GOAL OF THE EXERCISE >> Of all the lines in the material below, how many include the string "Flow"? Give the number only.

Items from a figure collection
◆ ◆ ◆ ◆ ◆ ◆ ◆
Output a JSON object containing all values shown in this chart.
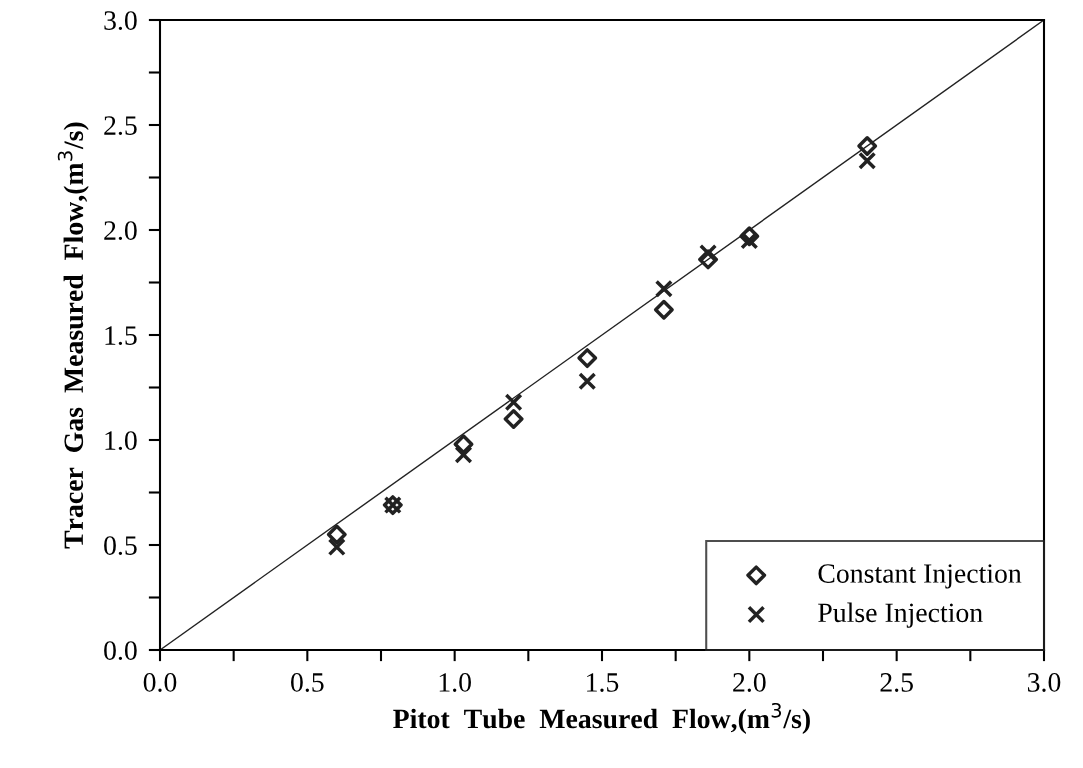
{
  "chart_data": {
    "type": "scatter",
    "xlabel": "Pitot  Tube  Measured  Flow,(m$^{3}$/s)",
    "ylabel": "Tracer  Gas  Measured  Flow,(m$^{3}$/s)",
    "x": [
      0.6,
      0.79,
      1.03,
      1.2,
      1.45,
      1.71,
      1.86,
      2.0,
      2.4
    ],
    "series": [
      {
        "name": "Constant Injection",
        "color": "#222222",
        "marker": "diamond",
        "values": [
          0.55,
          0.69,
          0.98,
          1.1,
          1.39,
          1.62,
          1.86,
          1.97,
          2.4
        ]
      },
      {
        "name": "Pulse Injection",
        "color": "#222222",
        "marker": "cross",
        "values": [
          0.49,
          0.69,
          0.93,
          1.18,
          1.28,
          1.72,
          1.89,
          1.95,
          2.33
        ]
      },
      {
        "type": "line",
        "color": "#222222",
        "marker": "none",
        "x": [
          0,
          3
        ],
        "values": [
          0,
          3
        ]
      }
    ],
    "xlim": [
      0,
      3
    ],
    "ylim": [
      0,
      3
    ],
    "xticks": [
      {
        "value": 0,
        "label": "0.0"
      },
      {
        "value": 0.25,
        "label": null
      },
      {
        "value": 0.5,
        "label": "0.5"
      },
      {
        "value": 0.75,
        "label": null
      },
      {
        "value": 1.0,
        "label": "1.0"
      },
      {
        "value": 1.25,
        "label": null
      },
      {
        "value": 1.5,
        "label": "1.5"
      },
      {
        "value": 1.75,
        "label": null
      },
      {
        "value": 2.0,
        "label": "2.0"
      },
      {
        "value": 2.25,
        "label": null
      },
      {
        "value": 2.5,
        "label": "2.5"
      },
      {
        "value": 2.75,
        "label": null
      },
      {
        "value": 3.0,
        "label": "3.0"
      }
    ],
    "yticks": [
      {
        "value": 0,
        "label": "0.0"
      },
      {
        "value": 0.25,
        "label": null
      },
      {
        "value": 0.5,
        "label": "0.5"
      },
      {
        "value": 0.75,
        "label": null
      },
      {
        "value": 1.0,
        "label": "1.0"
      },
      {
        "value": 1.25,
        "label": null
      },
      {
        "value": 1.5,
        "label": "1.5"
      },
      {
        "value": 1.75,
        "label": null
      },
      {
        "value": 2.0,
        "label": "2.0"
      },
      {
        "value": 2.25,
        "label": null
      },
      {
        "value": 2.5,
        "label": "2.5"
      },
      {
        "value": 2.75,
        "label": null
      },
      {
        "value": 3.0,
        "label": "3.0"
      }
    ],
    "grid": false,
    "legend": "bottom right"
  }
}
◆ ◆ ◆ ◆ ◆ ◆ ◆
FULL RESPONSE >> 2